Task description> Write out each record again exactly as it stands.

[Items from a data source]
________________
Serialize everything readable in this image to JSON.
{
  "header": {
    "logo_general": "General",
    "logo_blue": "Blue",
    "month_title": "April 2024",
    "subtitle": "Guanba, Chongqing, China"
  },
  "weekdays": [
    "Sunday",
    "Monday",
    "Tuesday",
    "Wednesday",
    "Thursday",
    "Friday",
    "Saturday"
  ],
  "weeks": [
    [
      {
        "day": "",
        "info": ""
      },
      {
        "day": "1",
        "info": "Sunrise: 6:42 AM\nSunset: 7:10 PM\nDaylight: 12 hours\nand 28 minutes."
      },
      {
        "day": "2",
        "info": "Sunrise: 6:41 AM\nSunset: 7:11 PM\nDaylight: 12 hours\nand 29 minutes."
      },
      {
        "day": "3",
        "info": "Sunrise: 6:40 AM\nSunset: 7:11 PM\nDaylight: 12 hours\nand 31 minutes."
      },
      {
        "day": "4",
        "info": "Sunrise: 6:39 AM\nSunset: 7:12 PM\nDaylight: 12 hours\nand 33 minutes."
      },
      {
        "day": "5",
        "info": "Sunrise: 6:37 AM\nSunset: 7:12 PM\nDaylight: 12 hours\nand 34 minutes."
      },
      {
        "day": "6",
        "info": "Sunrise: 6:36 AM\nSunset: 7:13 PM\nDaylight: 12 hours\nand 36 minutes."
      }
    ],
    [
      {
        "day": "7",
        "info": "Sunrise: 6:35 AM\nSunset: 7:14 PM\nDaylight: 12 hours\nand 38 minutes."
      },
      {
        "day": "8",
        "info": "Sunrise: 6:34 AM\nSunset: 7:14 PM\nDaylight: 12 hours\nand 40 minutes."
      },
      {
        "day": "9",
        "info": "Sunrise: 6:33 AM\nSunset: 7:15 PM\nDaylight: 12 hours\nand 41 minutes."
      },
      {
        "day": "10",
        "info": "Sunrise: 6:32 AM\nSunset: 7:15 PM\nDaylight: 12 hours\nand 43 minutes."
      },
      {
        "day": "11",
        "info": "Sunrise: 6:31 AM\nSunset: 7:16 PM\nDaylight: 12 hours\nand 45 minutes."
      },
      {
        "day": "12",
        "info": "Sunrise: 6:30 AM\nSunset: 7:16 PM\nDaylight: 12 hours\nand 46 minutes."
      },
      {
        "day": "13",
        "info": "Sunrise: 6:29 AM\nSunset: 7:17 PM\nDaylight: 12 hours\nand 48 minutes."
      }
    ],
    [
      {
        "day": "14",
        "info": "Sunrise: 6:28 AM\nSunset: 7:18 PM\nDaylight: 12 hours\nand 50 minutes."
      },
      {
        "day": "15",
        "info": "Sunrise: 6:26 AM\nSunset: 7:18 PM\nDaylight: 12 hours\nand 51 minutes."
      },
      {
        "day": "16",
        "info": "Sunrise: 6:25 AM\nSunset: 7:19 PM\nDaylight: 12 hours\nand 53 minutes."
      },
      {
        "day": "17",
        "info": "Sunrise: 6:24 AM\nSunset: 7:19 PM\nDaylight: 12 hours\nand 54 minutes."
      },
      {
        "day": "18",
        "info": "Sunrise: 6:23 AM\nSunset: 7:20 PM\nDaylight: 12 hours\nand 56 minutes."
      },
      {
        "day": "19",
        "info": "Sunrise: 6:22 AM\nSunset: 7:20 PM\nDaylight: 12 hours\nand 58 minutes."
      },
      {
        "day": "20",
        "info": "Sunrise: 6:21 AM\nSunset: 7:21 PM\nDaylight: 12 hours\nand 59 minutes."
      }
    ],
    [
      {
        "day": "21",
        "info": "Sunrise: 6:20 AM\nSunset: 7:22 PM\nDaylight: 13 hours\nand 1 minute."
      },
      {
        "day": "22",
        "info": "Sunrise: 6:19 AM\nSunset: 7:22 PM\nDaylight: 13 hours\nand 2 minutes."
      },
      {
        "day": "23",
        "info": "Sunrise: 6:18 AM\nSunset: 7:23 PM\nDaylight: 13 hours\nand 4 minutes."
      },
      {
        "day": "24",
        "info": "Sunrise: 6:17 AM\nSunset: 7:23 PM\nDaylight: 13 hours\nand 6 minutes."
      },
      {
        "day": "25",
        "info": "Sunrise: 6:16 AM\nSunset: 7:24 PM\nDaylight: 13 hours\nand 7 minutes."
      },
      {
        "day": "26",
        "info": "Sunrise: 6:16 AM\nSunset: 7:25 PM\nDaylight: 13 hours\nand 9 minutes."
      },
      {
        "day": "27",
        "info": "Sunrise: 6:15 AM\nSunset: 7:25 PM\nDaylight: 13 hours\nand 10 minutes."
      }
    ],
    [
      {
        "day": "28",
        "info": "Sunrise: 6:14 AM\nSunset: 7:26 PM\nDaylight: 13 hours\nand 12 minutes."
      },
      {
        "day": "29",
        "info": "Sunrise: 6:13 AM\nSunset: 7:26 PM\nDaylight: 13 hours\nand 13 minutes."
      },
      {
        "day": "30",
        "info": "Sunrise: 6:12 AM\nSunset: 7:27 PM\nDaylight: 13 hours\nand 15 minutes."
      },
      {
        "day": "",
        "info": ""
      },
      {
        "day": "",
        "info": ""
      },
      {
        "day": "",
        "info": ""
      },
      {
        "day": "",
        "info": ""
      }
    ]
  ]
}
________________
Response for this exercise>
Serialize everything readable in this image to JSON.
{
  "header": {
    "logo_general": "General",
    "logo_blue": "Blue",
    "month_title": "April 2024",
    "subtitle": "Guanba, Chongqing, China"
  },
  "weekdays": [
    "Sunday",
    "Monday",
    "Tuesday",
    "Wednesday",
    "Thursday",
    "Friday",
    "Saturday"
  ],
  "weeks": [
    [
      {
        "day": "",
        "info": ""
      },
      {
        "day": "1",
        "info": "Sunrise: 6:42 AM\nSunset: 7:10 PM\nDaylight: 12 hours\nand 28 minutes."
      },
      {
        "day": "2",
        "info": "Sunrise: 6:41 AM\nSunset: 7:11 PM\nDaylight: 12 hours\nand 29 minutes."
      },
      {
        "day": "3",
        "info": "Sunrise: 6:40 AM\nSunset: 7:11 PM\nDaylight: 12 hours\nand 31 minutes."
      },
      {
        "day": "4",
        "info": "Sunrise: 6:39 AM\nSunset: 7:12 PM\nDaylight: 12 hours\nand 33 minutes."
      },
      {
        "day": "5",
        "info": "Sunrise: 6:37 AM\nSunset: 7:12 PM\nDaylight: 12 hours\nand 34 minutes."
      },
      {
        "day": "6",
        "info": "Sunrise: 6:36 AM\nSunset: 7:13 PM\nDaylight: 12 hours\nand 36 minutes."
      }
    ],
    [
      {
        "day": "7",
        "info": "Sunrise: 6:35 AM\nSunset: 7:14 PM\nDaylight: 12 hours\nand 38 minutes."
      },
      {
        "day": "8",
        "info": "Sunrise: 6:34 AM\nSunset: 7:14 PM\nDaylight: 12 hours\nand 40 minutes."
      },
      {
        "day": "9",
        "info": "Sunrise: 6:33 AM\nSunset: 7:15 PM\nDaylight: 12 hours\nand 41 minutes."
      },
      {
        "day": "10",
        "info": "Sunrise: 6:32 AM\nSunset: 7:15 PM\nDaylight: 12 hours\nand 43 minutes."
      },
      {
        "day": "11",
        "info": "Sunrise: 6:31 AM\nSunset: 7:16 PM\nDaylight: 12 hours\nand 45 minutes."
      },
      {
        "day": "12",
        "info": "Sunrise: 6:30 AM\nSunset: 7:16 PM\nDaylight: 12 hours\nand 46 minutes."
      },
      {
        "day": "13",
        "info": "Sunrise: 6:29 AM\nSunset: 7:17 PM\nDaylight: 12 hours\nand 48 minutes."
      }
    ],
    [
      {
        "day": "14",
        "info": "Sunrise: 6:28 AM\nSunset: 7:18 PM\nDaylight: 12 hours\nand 50 minutes."
      },
      {
        "day": "15",
        "info": "Sunrise: 6:26 AM\nSunset: 7:18 PM\nDaylight: 12 hours\nand 51 minutes."
      },
      {
        "day": "16",
        "info": "Sunrise: 6:25 AM\nSunset: 7:19 PM\nDaylight: 12 hours\nand 53 minutes."
      },
      {
        "day": "17",
        "info": "Sunrise: 6:24 AM\nSunset: 7:19 PM\nDaylight: 12 hours\nand 54 minutes."
      },
      {
        "day": "18",
        "info": "Sunrise: 6:23 AM\nSunset: 7:20 PM\nDaylight: 12 hours\nand 56 minutes."
      },
      {
        "day": "19",
        "info": "Sunrise: 6:22 AM\nSunset: 7:20 PM\nDaylight: 12 hours\nand 58 minutes."
      },
      {
        "day": "20",
        "info": "Sunrise: 6:21 AM\nSunset: 7:21 PM\nDaylight: 12 hours\nand 59 minutes."
      }
    ],
    [
      {
        "day": "21",
        "info": "Sunrise: 6:20 AM\nSunset: 7:22 PM\nDaylight: 13 hours\nand 1 minute."
      },
      {
        "day": "22",
        "info": "Sunrise: 6:19 AM\nSunset: 7:22 PM\nDaylight: 13 hours\nand 2 minutes."
      },
      {
        "day": "23",
        "info": "Sunrise: 6:18 AM\nSunset: 7:23 PM\nDaylight: 13 hours\nand 4 minutes."
      },
      {
        "day": "24",
        "info": "Sunrise: 6:17 AM\nSunset: 7:23 PM\nDaylight: 13 hours\nand 6 minutes."
      },
      {
        "day": "25",
        "info": "Sunrise: 6:16 AM\nSunset: 7:24 PM\nDaylight: 13 hours\nand 7 minutes."
      },
      {
        "day": "26",
        "info": "Sunrise: 6:16 AM\nSunset: 7:25 PM\nDaylight: 13 hours\nand 9 minutes."
      },
      {
        "day": "27",
        "info": "Sunrise: 6:15 AM\nSunset: 7:25 PM\nDaylight: 13 hours\nand 10 minutes."
      }
    ],
    [
      {
        "day": "28",
        "info": "Sunrise: 6:14 AM\nSunset: 7:26 PM\nDaylight: 13 hours\nand 12 minutes."
      },
      {
        "day": "29",
        "info": "Sunrise: 6:13 AM\nSunset: 7:26 PM\nDaylight: 13 hours\nand 13 minutes."
      },
      {
        "day": "30",
        "info": "Sunrise: 6:12 AM\nSunset: 7:27 PM\nDaylight: 13 hours\nand 15 minutes."
      },
      {
        "day": "",
        "info": ""
      },
      {
        "day": "",
        "info": ""
      },
      {
        "day": "",
        "info": ""
      },
      {
        "day": "",
        "info": ""
      }
    ]
  ]
}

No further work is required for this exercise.